** Start Working data **
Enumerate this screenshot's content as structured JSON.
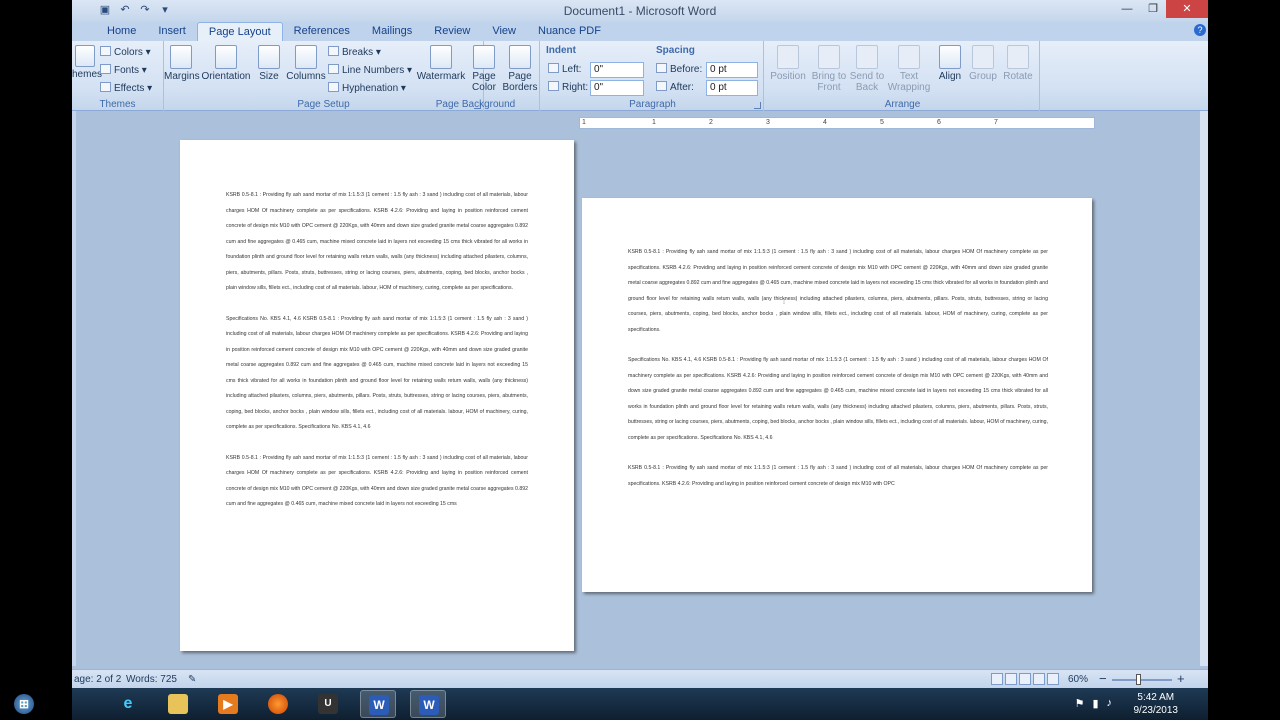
{
  "window": {
    "title": "Document1 - Microsoft Word",
    "help": "?"
  },
  "tabs": [
    "Home",
    "Insert",
    "Page Layout",
    "References",
    "Mailings",
    "Review",
    "View",
    "Nuance PDF"
  ],
  "ribbon": {
    "themes": {
      "label": "Themes",
      "themes_btn": "hemes",
      "colors": "Colors",
      "fonts": "Fonts",
      "effects": "Effects"
    },
    "page_setup": {
      "label": "Page Setup",
      "margins": "Margins",
      "orientation": "Orientation",
      "size": "Size",
      "columns": "Columns",
      "breaks": "Breaks",
      "line_numbers": "Line Numbers",
      "hyphenation": "Hyphenation"
    },
    "page_background": {
      "label": "Page Background",
      "watermark": "Watermark",
      "page_color_1": "Page",
      "page_color_2": "Color",
      "page_borders_1": "Page",
      "page_borders_2": "Borders"
    },
    "paragraph": {
      "label": "Paragraph",
      "indent": "Indent",
      "left_label": "Left:",
      "left_value": "0\"",
      "right_label": "Right:",
      "right_value": "0\"",
      "spacing": "Spacing",
      "before_label": "Before:",
      "before_value": "0 pt",
      "after_label": "After:",
      "after_value": "0 pt"
    },
    "arrange": {
      "label": "Arrange",
      "position": "Position",
      "bring_to_front_1": "Bring to",
      "bring_to_front_2": "Front",
      "send_to_back_1": "Send to",
      "send_to_back_2": "Back",
      "text_wrapping_1": "Text",
      "text_wrapping_2": "Wrapping",
      "align": "Align",
      "group": "Group",
      "rotate": "Rotate"
    }
  },
  "ruler": {
    "numbers": [
      "1",
      "1",
      "2",
      "3",
      "4",
      "5",
      "6",
      "7"
    ]
  },
  "document": {
    "page1": [
      "KSRB 0.5-8.1 : Providing fly ash sand mortar of mix 1:1.5:3 (1 cement : 1.5 fly ash : 3 sand ) including cost of all materials, labour charges HOM Of machinery complete as per specifications. KSRB 4.2.6: Providing and laying in position reinforced cement concrete of design mix M10 with OPC cement @ 220Kgs, with 40mm and down size graded granite metal coarse aggregates 0.892 cum and fine aggregates @ 0.465 cum, machine mixed concrete laid in layers not exceeding 15 cms thick vibrated for all works in foundation plinth and ground floor level for retaining walls return walls, walls (any thickness) including attached pilasters, columns, piers, abutments, pillars. Posts, struts, buttresses, string or lacing courses, piers, abutments, coping, bed blocks, anchor bocks , plain window sills, fillets ect., including cost of all materials. labour, HOM of machinery, curing, complete as per specifications.",
      "Specifications No. KBS 4.1, 4.6 KSRB 0.5-8.1 : Providing fly ash sand mortar of mix 1:1.5:3 (1 cement : 1.5 fly ash : 3 sand ) including cost of all materials, labour charges HOM Of machinery complete as per specifications. KSRB 4.2.6: Providing and laying in position reinforced cement concrete of design mix M10 with OPC cement @ 220Kgs, with 40mm and down size graded granite metal coarse aggregates 0.892 cum and fine aggregates @ 0.465 cum, machine mixed concrete laid in layers not exceeding 15 cms thick vibrated for all works in foundation plinth and ground floor level for retaining walls return walls, walls (any thickness) including attached pilasters, columns, piers, abutments, pillars. Posts, struts, buttresses, string or lacing courses, piers, abutments, coping, bed blocks, anchor bocks , plain window sills, fillets ect., including cost of all materials. labour, HOM of machinery, curing, complete as per specifications. Specifications No. KBS 4.1, 4.6",
      "KSRB 0.5-8.1 : Providing fly ash sand mortar of mix 1:1.5:3 (1 cement : 1.5 fly ash : 3 sand ) including cost of all materials, labour charges HOM Of machinery complete as per specifications. KSRB 4.2.6: Providing and laying in position reinforced cement concrete of design mix M10 with OPC cement @ 220Kgs, with 40mm and down size graded granite metal coarse aggregates 0.892 cum and fine aggregates @ 0.465 cum, machine mixed concrete laid in layers not exceeding 15 cms"
    ],
    "page2": [
      "KSRB 0.5-8.1 : Providing fly ash sand mortar of mix 1:1.5:3 (1 cement : 1.5 fly ash : 3 sand ) including cost of all materials, labour charges HOM Of machinery complete as per specifications. KSRB 4.2.6: Providing and laying in position reinforced cement concrete of design mix M10 with OPC cement @ 220Kgs, with 40mm and down size graded granite metal coarse aggregates 0.892 cum and fine aggregates @ 0.465 cum, machine mixed concrete laid in layers not exceeding 15 cms thick vibrated for all works in foundation plinth and ground floor level for retaining walls return walls, walls (any thickness) including attached pilasters, columns, piers, abutments, pillars. Posts, struts, buttresses, string or lacing courses, piers, abutments, coping, bed blocks, anchor bocks , plain window sills, fillets ect., including cost of all materials. labour, HOM of machinery, curing, complete as per specifications.",
      "Specifications No. KBS 4.1, 4.6 KSRB 0.5-8.1 : Providing fly ash sand mortar of mix 1:1.5:3 (1 cement : 1.5 fly ash : 3 sand ) including cost of all materials, labour charges HOM Of machinery complete as per specifications. KSRB 4.2.6: Providing and laying in position reinforced cement concrete of design mix M10 with OPC cement @ 220Kgs, with 40mm and down size graded granite metal coarse aggregates 0.892 cum and fine aggregates @ 0.465 cum, machine mixed concrete laid in layers not exceeding 15 cms thick vibrated for all works in foundation plinth and ground floor level for retaining walls return walls, walls (any thickness) including attached pilasters, columns, piers, abutments, pillars. Posts, struts, buttresses, string or lacing courses, piers, abutments, coping, bed blocks, anchor bocks , plain window sills, fillets ect., including cost of all materials. labour, HOM of machinery, curing, complete as per specifications. Specifications No. KBS 4.1, 4.6",
      "KSRB 0.5-8.1 : Providing fly ash sand mortar of mix 1:1.5:3 (1 cement : 1.5 fly ash : 3 sand ) including cost of all materials, labour charges HOM Of machinery complete as per specifications. KSRB 4.2.6: Providing and laying in position reinforced cement concrete of design mix M10 with OPC"
    ]
  },
  "statusbar": {
    "page": "age: 2 of 2",
    "words": "Words: 725",
    "zoom": "60%",
    "minus": "−",
    "plus": "+"
  },
  "taskbar": {
    "time": "5:42 AM",
    "date": "9/23/2013"
  },
  "colors": {
    "ribbon_bg": "#d3e1f3",
    "workspace_bg": "#abc0da",
    "taskbar_bg": "#1e3a55"
  }
}
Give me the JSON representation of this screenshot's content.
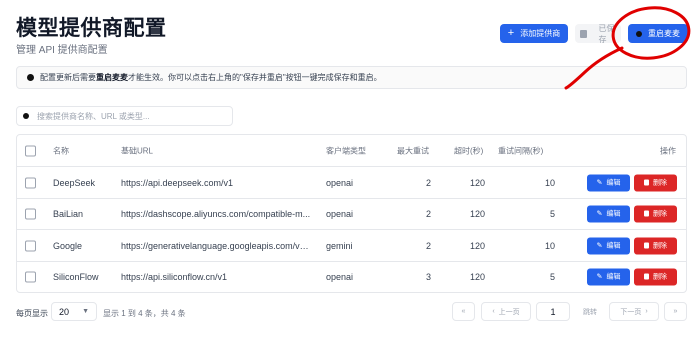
** End Working data **
__Direction__: Working from the material above, transcribe it exactly while omitting pictures.

__Completed exercise__:
Enumerate this screenshot's content as structured JSON.
{
  "window": {
    "title": "Document1 - Microsoft Word",
    "help": "?"
  },
  "tabs": [
    "Home",
    "Insert",
    "Page Layout",
    "References",
    "Mailings",
    "Review",
    "View",
    "Nuance PDF"
  ],
  "ribbon": {
    "themes": {
      "label": "Themes",
      "themes_btn": "hemes",
      "colors": "Colors",
      "fonts": "Fonts",
      "effects": "Effects"
    },
    "page_setup": {
      "label": "Page Setup",
      "margins": "Margins",
      "orientation": "Orientation",
      "size": "Size",
      "columns": "Columns",
      "breaks": "Breaks",
      "line_numbers": "Line Numbers",
      "hyphenation": "Hyphenation"
    },
    "page_background": {
      "label": "Page Background",
      "watermark": "Watermark",
      "page_color_1": "Page",
      "page_color_2": "Color",
      "page_borders_1": "Page",
      "page_borders_2": "Borders"
    },
    "paragraph": {
      "label": "Paragraph",
      "indent": "Indent",
      "left_label": "Left:",
      "left_value": "0\"",
      "right_label": "Right:",
      "right_value": "0\"",
      "spacing": "Spacing",
      "before_label": "Before:",
      "before_value": "0 pt",
      "after_label": "After:",
      "after_value": "0 pt"
    },
    "arrange": {
      "label": "Arrange",
      "position": "Position",
      "bring_to_front_1": "Bring to",
      "bring_to_front_2": "Front",
      "send_to_back_1": "Send to",
      "send_to_back_2": "Back",
      "text_wrapping_1": "Text",
      "text_wrapping_2": "Wrapping",
      "align": "Align",
      "group": "Group",
      "rotate": "Rotate"
    }
  },
  "ruler": {
    "numbers": [
      "1",
      "1",
      "2",
      "3",
      "4",
      "5",
      "6",
      "7"
    ]
  },
  "document": {
    "page1": [
      "KSRB 0.5-8.1 : Providing fly ash sand mortar of mix 1:1.5:3 (1 cement : 1.5 fly ash : 3 sand ) including cost of all materials, labour charges HOM Of machinery complete as per specifications. KSRB 4.2.6: Providing and laying in position reinforced cement concrete of design mix M10 with OPC cement @ 220Kgs, with 40mm and down size graded granite metal coarse aggregates 0.892 cum and fine aggregates @ 0.465 cum, machine mixed concrete laid in layers not exceeding 15 cms thick vibrated for all works in foundation plinth and ground floor level for retaining walls return walls, walls (any thickness) including attached pilasters, columns, piers, abutments, pillars. Posts, struts, buttresses, string or lacing courses, piers, abutments, coping, bed blocks, anchor bocks , plain window sills, fillets ect., including cost of all materials. labour, HOM of machinery, curing, complete as per specifications.",
      "Specifications No. KBS 4.1, 4.6 KSRB 0.5-8.1 : Providing fly ash sand mortar of mix 1:1.5:3 (1 cement : 1.5 fly ash : 3 sand ) including cost of all materials, labour charges HOM Of machinery complete as per specifications. KSRB 4.2.6: Providing and laying in position reinforced cement concrete of design mix M10 with OPC cement @ 220Kgs, with 40mm and down size graded granite metal coarse aggregates 0.892 cum and fine aggregates @ 0.465 cum, machine mixed concrete laid in layers not exceeding 15 cms thick vibrated for all works in foundation plinth and ground floor level for retaining walls return walls, walls (any thickness) including attached pilasters, columns, piers, abutments, pillars. Posts, struts, buttresses, string or lacing courses, piers, abutments, coping, bed blocks, anchor bocks , plain window sills, fillets ect., including cost of all materials. labour, HOM of machinery, curing, complete as per specifications. Specifications No. KBS 4.1, 4.6",
      "KSRB 0.5-8.1 : Providing fly ash sand mortar of mix 1:1.5:3 (1 cement : 1.5 fly ash : 3 sand ) including cost of all materials, labour charges HOM Of machinery complete as per specifications. KSRB 4.2.6: Providing and laying in position reinforced cement concrete of design mix M10 with OPC cement @ 220Kgs, with 40mm and down size graded granite metal coarse aggregates 0.892 cum and fine aggregates @ 0.465 cum, machine mixed concrete laid in layers not exceeding 15 cms"
    ],
    "page2": [
      "KSRB 0.5-8.1 : Providing fly ash sand mortar of mix 1:1.5:3 (1 cement : 1.5 fly ash : 3 sand ) including cost of all materials, labour charges HOM Of machinery complete as per specifications. KSRB 4.2.6: Providing and laying in position reinforced cement concrete of design mix M10 with OPC cement @ 220Kgs, with 40mm and down size graded granite metal coarse aggregates 0.892 cum and fine aggregates @ 0.465 cum, machine mixed concrete laid in layers not exceeding 15 cms thick vibrated for all works in foundation plinth and ground floor level for retaining walls return walls, walls (any thickness) including attached pilasters, columns, piers, abutments, pillars. Posts, struts, buttresses, string or lacing courses, piers, abutments, coping, bed blocks, anchor bocks , plain window sills, fillets ect., including cost of all materials. labour, HOM of machinery, curing, complete as per specifications.",
      "Specifications No. KBS 4.1, 4.6 KSRB 0.5-8.1 : Providing fly ash sand mortar of mix 1:1.5:3 (1 cement : 1.5 fly ash : 3 sand ) including cost of all materials, labour charges HOM Of machinery complete as per specifications. KSRB 4.2.6: Providing and laying in position reinforced cement concrete of design mix M10 with OPC cement @ 220Kgs, with 40mm and down size graded granite metal coarse aggregates 0.892 cum and fine aggregates @ 0.465 cum, machine mixed concrete laid in layers not exceeding 15 cms thick vibrated for all works in foundation plinth and ground floor level for retaining walls return walls, walls (any thickness) including attached pilasters, columns, piers, abutments, pillars. Posts, struts, buttresses, string or lacing courses, piers, abutments, coping, bed blocks, anchor bocks , plain window sills, fillets ect., including cost of all materials. labour, HOM of machinery, curing, complete as per specifications. Specifications No. KBS 4.1, 4.6",
      "KSRB 0.5-8.1 : Providing fly ash sand mortar of mix 1:1.5:3 (1 cement : 1.5 fly ash : 3 sand ) including cost of all materials, labour charges HOM Of machinery complete as per specifications. KSRB 4.2.6: Providing and laying in position reinforced cement concrete of design mix M10 with OPC"
    ]
  },
  "statusbar": {
    "page": "age: 2 of 2",
    "words": "Words: 725",
    "zoom": "60%",
    "minus": "−",
    "plus": "+"
  },
  "taskbar": {
    "time": "5:42 AM",
    "date": "9/23/2013"
  },
  "colors": {
    "ribbon_bg": "#d3e1f3",
    "workspace_bg": "#abc0da",
    "taskbar_bg": "#1e3a55"
  }
}
Give me the JSON representation of this screenshot's content.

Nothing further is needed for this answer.